Records to process:
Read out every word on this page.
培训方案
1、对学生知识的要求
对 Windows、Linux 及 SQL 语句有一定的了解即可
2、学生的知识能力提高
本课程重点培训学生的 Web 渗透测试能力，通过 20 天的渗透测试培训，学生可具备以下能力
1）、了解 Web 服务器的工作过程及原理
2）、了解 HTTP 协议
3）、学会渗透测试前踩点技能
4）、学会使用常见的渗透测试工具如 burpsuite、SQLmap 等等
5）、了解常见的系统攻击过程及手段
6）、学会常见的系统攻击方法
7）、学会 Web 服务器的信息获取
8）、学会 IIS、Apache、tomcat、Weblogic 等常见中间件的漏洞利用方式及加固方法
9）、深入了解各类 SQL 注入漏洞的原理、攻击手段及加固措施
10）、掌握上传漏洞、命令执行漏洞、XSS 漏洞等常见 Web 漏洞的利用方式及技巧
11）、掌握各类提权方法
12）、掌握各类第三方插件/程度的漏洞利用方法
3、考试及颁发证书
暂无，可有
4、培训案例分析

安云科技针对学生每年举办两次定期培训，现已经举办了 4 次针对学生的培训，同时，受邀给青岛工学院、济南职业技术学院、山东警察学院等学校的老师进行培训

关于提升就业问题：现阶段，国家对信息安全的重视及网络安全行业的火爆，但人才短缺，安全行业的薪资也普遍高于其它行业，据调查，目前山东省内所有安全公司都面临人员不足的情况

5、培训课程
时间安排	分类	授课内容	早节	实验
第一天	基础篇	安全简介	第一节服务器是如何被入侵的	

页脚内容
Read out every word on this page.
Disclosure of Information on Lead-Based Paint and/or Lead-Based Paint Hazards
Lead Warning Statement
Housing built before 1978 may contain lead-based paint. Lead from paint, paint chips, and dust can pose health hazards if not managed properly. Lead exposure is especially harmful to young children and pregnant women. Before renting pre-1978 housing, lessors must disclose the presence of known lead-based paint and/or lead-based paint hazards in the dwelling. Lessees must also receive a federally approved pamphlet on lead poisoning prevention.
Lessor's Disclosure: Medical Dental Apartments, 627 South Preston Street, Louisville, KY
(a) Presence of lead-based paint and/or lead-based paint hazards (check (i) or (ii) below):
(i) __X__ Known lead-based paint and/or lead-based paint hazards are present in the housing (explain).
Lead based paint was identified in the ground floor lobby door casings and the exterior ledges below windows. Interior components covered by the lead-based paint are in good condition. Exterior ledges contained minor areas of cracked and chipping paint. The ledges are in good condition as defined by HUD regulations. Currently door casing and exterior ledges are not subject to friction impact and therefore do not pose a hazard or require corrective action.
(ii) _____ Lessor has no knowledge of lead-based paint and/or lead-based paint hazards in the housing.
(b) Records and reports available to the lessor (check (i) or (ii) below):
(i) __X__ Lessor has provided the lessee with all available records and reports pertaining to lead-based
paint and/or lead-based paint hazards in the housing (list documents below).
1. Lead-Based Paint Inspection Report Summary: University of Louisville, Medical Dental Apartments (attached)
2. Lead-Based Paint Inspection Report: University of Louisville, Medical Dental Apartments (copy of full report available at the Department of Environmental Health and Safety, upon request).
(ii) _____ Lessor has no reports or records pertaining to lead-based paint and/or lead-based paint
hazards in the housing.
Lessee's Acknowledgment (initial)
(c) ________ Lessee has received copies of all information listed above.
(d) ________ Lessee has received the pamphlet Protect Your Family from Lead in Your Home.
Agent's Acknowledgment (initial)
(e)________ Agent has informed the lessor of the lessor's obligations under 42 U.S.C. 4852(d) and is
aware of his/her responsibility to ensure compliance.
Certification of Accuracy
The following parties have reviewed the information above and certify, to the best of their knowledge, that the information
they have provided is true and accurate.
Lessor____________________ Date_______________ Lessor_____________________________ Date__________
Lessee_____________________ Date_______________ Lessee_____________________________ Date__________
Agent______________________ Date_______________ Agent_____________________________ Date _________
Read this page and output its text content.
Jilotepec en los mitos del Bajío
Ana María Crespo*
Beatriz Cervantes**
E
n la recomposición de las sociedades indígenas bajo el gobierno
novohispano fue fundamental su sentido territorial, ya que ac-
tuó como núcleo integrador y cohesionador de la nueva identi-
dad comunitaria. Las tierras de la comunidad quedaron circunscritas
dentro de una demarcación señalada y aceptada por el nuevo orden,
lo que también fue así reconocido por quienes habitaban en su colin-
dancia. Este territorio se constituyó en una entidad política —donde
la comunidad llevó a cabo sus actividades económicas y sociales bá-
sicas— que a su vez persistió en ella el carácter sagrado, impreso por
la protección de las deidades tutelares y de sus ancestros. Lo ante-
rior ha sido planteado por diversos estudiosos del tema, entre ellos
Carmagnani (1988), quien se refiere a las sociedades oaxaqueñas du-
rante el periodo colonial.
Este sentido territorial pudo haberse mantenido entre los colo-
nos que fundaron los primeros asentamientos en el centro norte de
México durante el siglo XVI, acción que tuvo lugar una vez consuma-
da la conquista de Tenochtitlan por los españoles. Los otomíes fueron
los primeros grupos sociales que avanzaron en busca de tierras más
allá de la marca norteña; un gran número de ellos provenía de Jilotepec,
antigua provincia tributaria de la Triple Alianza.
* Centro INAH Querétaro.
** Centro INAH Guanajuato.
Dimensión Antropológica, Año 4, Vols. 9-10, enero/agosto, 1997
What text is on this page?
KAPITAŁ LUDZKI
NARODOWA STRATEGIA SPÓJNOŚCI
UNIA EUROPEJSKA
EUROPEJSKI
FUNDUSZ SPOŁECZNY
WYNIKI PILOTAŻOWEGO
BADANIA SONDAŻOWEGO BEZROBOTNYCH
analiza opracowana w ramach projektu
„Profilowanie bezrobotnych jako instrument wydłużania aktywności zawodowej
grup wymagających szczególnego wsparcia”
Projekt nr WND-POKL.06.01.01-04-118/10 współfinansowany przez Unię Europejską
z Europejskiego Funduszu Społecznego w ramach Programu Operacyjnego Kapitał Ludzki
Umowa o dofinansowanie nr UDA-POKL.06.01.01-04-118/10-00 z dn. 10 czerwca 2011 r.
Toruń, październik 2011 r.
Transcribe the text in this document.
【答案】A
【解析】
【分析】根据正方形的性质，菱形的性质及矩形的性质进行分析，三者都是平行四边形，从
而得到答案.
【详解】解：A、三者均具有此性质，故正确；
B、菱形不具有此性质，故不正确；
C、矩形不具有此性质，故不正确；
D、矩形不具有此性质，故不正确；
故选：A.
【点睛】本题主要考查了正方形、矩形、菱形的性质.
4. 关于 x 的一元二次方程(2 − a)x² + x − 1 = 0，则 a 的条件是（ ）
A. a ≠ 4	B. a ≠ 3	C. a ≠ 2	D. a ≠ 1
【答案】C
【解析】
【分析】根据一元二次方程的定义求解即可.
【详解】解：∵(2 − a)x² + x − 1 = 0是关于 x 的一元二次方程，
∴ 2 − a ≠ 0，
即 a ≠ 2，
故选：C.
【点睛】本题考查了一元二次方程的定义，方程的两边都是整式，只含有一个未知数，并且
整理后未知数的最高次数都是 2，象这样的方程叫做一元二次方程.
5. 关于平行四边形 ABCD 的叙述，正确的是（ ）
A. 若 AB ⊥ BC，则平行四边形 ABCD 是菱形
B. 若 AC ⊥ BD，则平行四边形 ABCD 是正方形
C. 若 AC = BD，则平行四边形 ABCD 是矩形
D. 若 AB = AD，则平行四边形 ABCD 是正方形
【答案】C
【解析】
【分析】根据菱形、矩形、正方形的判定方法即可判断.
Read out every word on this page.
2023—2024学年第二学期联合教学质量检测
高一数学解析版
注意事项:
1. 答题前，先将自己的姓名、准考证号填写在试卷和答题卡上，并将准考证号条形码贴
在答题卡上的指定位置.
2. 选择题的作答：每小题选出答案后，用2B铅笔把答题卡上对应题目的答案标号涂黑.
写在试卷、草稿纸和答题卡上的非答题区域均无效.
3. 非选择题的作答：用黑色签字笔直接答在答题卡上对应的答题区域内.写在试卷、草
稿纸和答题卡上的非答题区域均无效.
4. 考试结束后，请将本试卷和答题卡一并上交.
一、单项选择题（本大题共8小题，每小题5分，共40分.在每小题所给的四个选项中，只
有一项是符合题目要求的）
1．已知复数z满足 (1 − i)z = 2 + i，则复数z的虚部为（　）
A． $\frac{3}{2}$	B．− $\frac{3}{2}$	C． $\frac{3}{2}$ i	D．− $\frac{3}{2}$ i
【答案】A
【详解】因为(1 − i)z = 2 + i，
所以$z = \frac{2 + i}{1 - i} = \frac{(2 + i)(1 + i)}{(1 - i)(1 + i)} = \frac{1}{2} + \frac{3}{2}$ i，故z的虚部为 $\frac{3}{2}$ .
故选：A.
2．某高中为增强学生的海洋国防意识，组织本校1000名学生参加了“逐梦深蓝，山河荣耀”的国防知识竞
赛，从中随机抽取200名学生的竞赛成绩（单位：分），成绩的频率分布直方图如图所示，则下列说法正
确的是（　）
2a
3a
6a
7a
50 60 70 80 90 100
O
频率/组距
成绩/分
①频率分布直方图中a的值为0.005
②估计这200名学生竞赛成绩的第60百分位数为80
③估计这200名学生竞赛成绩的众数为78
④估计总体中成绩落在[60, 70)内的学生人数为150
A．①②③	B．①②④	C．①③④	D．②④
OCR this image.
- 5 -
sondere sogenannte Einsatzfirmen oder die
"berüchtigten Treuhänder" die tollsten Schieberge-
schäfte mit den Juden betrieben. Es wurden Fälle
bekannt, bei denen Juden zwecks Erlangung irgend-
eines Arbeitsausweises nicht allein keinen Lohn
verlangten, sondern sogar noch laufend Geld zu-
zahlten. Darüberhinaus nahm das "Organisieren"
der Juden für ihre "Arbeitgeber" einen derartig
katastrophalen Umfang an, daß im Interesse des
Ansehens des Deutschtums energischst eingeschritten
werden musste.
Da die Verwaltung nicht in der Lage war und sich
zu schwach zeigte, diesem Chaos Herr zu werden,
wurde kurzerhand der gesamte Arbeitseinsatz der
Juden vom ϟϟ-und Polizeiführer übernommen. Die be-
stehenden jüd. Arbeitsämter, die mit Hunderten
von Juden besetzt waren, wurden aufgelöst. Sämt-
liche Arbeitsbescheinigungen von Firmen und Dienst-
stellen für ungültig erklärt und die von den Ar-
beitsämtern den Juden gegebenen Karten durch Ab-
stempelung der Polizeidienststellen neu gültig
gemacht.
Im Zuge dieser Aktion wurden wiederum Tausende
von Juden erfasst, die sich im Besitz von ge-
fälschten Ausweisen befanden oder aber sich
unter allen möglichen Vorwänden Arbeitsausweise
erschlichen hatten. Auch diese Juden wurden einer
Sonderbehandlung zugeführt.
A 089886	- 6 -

What is needed: Report the count of lines in the entries that contain the string "故不正确", and nothing besides it.

Solution below: 3